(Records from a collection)
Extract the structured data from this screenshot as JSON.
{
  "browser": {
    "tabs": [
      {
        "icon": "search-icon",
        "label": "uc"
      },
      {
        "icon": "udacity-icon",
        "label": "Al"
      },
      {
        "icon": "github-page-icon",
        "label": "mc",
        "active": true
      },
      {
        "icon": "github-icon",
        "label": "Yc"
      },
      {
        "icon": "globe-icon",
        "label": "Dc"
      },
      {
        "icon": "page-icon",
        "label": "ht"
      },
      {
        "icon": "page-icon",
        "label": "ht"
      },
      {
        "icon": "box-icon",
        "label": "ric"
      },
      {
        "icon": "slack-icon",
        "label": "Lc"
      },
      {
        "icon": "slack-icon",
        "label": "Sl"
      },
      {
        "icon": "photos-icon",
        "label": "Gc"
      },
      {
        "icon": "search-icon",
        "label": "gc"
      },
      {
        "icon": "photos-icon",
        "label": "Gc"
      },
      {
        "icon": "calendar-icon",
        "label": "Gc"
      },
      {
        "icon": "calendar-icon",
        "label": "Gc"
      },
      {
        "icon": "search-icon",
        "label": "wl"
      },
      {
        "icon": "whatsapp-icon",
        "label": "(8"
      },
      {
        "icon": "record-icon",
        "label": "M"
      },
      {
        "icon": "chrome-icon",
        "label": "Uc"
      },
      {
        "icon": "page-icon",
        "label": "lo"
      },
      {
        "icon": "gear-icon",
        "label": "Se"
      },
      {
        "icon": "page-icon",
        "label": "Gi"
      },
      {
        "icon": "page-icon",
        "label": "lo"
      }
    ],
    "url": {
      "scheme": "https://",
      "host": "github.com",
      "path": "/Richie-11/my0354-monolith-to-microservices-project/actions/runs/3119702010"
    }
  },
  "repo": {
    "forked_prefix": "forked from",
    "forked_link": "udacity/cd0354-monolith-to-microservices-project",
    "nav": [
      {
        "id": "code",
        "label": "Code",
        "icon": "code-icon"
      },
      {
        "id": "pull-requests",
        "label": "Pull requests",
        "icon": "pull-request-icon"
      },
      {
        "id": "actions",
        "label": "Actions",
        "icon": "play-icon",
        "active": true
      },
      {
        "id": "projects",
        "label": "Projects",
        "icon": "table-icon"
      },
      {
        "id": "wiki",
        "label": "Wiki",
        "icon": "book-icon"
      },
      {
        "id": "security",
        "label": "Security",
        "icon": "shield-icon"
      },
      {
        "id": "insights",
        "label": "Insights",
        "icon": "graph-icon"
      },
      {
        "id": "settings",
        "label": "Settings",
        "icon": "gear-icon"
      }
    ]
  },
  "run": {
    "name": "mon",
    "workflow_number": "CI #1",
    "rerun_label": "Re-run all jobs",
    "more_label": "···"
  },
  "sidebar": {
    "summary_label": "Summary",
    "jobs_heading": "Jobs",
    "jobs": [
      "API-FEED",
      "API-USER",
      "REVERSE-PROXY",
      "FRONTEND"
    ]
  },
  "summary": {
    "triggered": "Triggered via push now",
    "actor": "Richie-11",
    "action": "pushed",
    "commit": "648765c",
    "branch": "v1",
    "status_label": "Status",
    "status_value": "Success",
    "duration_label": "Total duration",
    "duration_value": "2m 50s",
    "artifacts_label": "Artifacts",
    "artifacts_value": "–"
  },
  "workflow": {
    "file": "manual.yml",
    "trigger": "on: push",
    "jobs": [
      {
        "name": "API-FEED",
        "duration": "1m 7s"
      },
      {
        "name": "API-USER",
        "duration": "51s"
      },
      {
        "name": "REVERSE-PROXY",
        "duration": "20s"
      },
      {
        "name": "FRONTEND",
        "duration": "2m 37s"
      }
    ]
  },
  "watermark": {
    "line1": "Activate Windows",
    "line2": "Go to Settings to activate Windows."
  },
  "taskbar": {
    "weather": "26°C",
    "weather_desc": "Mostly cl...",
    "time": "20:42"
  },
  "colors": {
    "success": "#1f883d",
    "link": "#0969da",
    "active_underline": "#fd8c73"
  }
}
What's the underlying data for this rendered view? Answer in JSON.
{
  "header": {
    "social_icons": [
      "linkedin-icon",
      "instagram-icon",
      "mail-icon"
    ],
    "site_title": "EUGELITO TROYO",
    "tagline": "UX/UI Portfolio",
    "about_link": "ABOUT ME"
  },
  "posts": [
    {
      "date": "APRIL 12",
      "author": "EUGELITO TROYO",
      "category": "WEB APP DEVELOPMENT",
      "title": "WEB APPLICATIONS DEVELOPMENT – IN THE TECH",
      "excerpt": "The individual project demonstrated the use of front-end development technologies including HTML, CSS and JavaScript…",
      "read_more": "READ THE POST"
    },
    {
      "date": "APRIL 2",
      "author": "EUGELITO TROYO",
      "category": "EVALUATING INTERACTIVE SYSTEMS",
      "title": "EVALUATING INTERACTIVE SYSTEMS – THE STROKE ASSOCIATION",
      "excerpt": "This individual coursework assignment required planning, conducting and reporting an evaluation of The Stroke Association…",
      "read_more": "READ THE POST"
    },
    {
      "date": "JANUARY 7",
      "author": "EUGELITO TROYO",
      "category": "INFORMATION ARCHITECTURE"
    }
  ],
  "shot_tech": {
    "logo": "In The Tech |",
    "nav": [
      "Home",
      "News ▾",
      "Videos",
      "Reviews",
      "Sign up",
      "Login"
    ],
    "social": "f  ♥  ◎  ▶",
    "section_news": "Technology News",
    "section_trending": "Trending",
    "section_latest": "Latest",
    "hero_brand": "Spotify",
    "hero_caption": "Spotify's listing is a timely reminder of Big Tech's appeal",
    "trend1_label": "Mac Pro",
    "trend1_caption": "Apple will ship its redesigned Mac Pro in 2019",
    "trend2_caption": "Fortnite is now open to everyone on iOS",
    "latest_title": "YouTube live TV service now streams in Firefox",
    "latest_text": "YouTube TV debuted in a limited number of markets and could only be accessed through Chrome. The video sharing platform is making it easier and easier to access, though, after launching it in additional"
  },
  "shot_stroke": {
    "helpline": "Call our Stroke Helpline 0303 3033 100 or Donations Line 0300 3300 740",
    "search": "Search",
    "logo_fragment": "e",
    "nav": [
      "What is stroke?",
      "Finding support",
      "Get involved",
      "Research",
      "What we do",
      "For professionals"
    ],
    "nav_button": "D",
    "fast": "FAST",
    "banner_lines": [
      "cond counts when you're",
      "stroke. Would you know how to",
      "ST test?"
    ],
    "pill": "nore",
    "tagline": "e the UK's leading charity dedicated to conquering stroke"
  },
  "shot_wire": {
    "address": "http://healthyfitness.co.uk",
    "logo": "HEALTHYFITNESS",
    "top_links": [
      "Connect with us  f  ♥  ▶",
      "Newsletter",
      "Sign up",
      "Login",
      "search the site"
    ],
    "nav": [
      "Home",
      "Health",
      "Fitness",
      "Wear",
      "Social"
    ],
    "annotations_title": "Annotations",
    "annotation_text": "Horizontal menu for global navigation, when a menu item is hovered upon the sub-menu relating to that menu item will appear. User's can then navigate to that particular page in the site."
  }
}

**What the task requires:** Write out the records shown above, exactly as they appear.

**The response:**
Extract the structured data from this screenshot as JSON.
{
  "browser": {
    "tabs": [
      {
        "icon": "search-icon",
        "label": "uc"
      },
      {
        "icon": "udacity-icon",
        "label": "Al"
      },
      {
        "icon": "github-page-icon",
        "label": "mc",
        "active": true
      },
      {
        "icon": "github-icon",
        "label": "Yc"
      },
      {
        "icon": "globe-icon",
        "label": "Dc"
      },
      {
        "icon": "page-icon",
        "label": "ht"
      },
      {
        "icon": "page-icon",
        "label": "ht"
      },
      {
        "icon": "box-icon",
        "label": "ric"
      },
      {
        "icon": "slack-icon",
        "label": "Lc"
      },
      {
        "icon": "slack-icon",
        "label": "Sl"
      },
      {
        "icon": "photos-icon",
        "label": "Gc"
      },
      {
        "icon": "search-icon",
        "label": "gc"
      },
      {
        "icon": "photos-icon",
        "label": "Gc"
      },
      {
        "icon": "calendar-icon",
        "label": "Gc"
      },
      {
        "icon": "calendar-icon",
        "label": "Gc"
      },
      {
        "icon": "search-icon",
        "label": "wl"
      },
      {
        "icon": "whatsapp-icon",
        "label": "(8"
      },
      {
        "icon": "record-icon",
        "label": "M"
      },
      {
        "icon": "chrome-icon",
        "label": "Uc"
      },
      {
        "icon": "page-icon",
        "label": "lo"
      },
      {
        "icon": "gear-icon",
        "label": "Se"
      },
      {
        "icon": "page-icon",
        "label": "Gi"
      },
      {
        "icon": "page-icon",
        "label": "lo"
      }
    ],
    "url": {
      "scheme": "https://",
      "host": "github.com",
      "path": "/Richie-11/my0354-monolith-to-microservices-project/actions/runs/3119702010"
    }
  },
  "repo": {
    "forked_prefix": "forked from",
    "forked_link": "udacity/cd0354-monolith-to-microservices-project",
    "nav": [
      {
        "id": "code",
        "label": "Code",
        "icon": "code-icon"
      },
      {
        "id": "pull-requests",
        "label": "Pull requests",
        "icon": "pull-request-icon"
      },
      {
        "id": "actions",
        "label": "Actions",
        "icon": "play-icon",
        "active": true
      },
      {
        "id": "projects",
        "label": "Projects",
        "icon": "table-icon"
      },
      {
        "id": "wiki",
        "label": "Wiki",
        "icon": "book-icon"
      },
      {
        "id": "security",
        "label": "Security",
        "icon": "shield-icon"
      },
      {
        "id": "insights",
        "label": "Insights",
        "icon": "graph-icon"
      },
      {
        "id": "settings",
        "label": "Settings",
        "icon": "gear-icon"
      }
    ]
  },
  "run": {
    "name": "mon",
    "workflow_number": "CI #1",
    "rerun_label": "Re-run all jobs",
    "more_label": "···"
  },
  "sidebar": {
    "summary_label": "Summary",
    "jobs_heading": "Jobs",
    "jobs": [
      "API-FEED",
      "API-USER",
      "REVERSE-PROXY",
      "FRONTEND"
    ]
  },
  "summary": {
    "triggered": "Triggered via push now",
    "actor": "Richie-11",
    "action": "pushed",
    "commit": "648765c",
    "branch": "v1",
    "status_label": "Status",
    "status_value": "Success",
    "duration_label": "Total duration",
    "duration_value": "2m 50s",
    "artifacts_label": "Artifacts",
    "artifacts_value": "–"
  },
  "workflow": {
    "file": "manual.yml",
    "trigger": "on: push",
    "jobs": [
      {
        "name": "API-FEED",
        "duration": "1m 7s"
      },
      {
        "name": "API-USER",
        "duration": "51s"
      },
      {
        "name": "REVERSE-PROXY",
        "duration": "20s"
      },
      {
        "name": "FRONTEND",
        "duration": "2m 37s"
      }
    ]
  },
  "watermark": {
    "line1": "Activate Windows",
    "line2": "Go to Settings to activate Windows."
  },
  "taskbar": {
    "weather": "26°C",
    "weather_desc": "Mostly cl...",
    "time": "20:42"
  },
  "colors": {
    "success": "#1f883d",
    "link": "#0969da",
    "active_underline": "#fd8c73"
  }
}
What's the underlying data for this rendered view? Answer in JSON.
{
  "header": {
    "social_icons": [
      "linkedin-icon",
      "instagram-icon",
      "mail-icon"
    ],
    "site_title": "EUGELITO TROYO",
    "tagline": "UX/UI Portfolio",
    "about_link": "ABOUT ME"
  },
  "posts": [
    {
      "date": "APRIL 12",
      "author": "EUGELITO TROYO",
      "category": "WEB APP DEVELOPMENT",
      "title": "WEB APPLICATIONS DEVELOPMENT – IN THE TECH",
      "excerpt": "The individual project demonstrated the use of front-end development technologies including HTML, CSS and JavaScript…",
      "read_more": "READ THE POST"
    },
    {
      "date": "APRIL 2",
      "author": "EUGELITO TROYO",
      "category": "EVALUATING INTERACTIVE SYSTEMS",
      "title": "EVALUATING INTERACTIVE SYSTEMS – THE STROKE ASSOCIATION",
      "excerpt": "This individual coursework assignment required planning, conducting and reporting an evaluation of The Stroke Association…",
      "read_more": "READ THE POST"
    },
    {
      "date": "JANUARY 7",
      "author": "EUGELITO TROYO",
      "category": "INFORMATION ARCHITECTURE"
    }
  ],
  "shot_tech": {
    "logo": "In The Tech |",
    "nav": [
      "Home",
      "News ▾",
      "Videos",
      "Reviews",
      "Sign up",
      "Login"
    ],
    "social": "f  ♥  ◎  ▶",
    "section_news": "Technology News",
    "section_trending": "Trending",
    "section_latest": "Latest",
    "hero_brand": "Spotify",
    "hero_caption": "Spotify's listing is a timely reminder of Big Tech's appeal",
    "trend1_label": "Mac Pro",
    "trend1_caption": "Apple will ship its redesigned Mac Pro in 2019",
    "trend2_caption": "Fortnite is now open to everyone on iOS",
    "latest_title": "YouTube live TV service now streams in Firefox",
    "latest_text": "YouTube TV debuted in a limited number of markets and could only be accessed through Chrome. The video sharing platform is making it easier and easier to access, though, after launching it in additional"
  },
  "shot_stroke": {
    "helpline": "Call our Stroke Helpline 0303 3033 100 or Donations Line 0300 3300 740",
    "search": "Search",
    "logo_fragment": "e",
    "nav": [
      "What is stroke?",
      "Finding support",
      "Get involved",
      "Research",
      "What we do",
      "For professionals"
    ],
    "nav_button": "D",
    "fast": "FAST",
    "banner_lines": [
      "cond counts when you're",
      "stroke. Would you know how to",
      "ST test?"
    ],
    "pill": "nore",
    "tagline": "e the UK's leading charity dedicated to conquering stroke"
  },
  "shot_wire": {
    "address": "http://healthyfitness.co.uk",
    "logo": "HEALTHYFITNESS",
    "top_links": [
      "Connect with us  f  ♥  ▶",
      "Newsletter",
      "Sign up",
      "Login",
      "search the site"
    ],
    "nav": [
      "Home",
      "Health",
      "Fitness",
      "Wear",
      "Social"
    ],
    "annotations_title": "Annotations",
    "annotation_text": "Horizontal menu for global navigation, when a menu item is hovered upon the sub-menu relating to that menu item will appear. User's can then navigate to that particular page in the site."
  }
}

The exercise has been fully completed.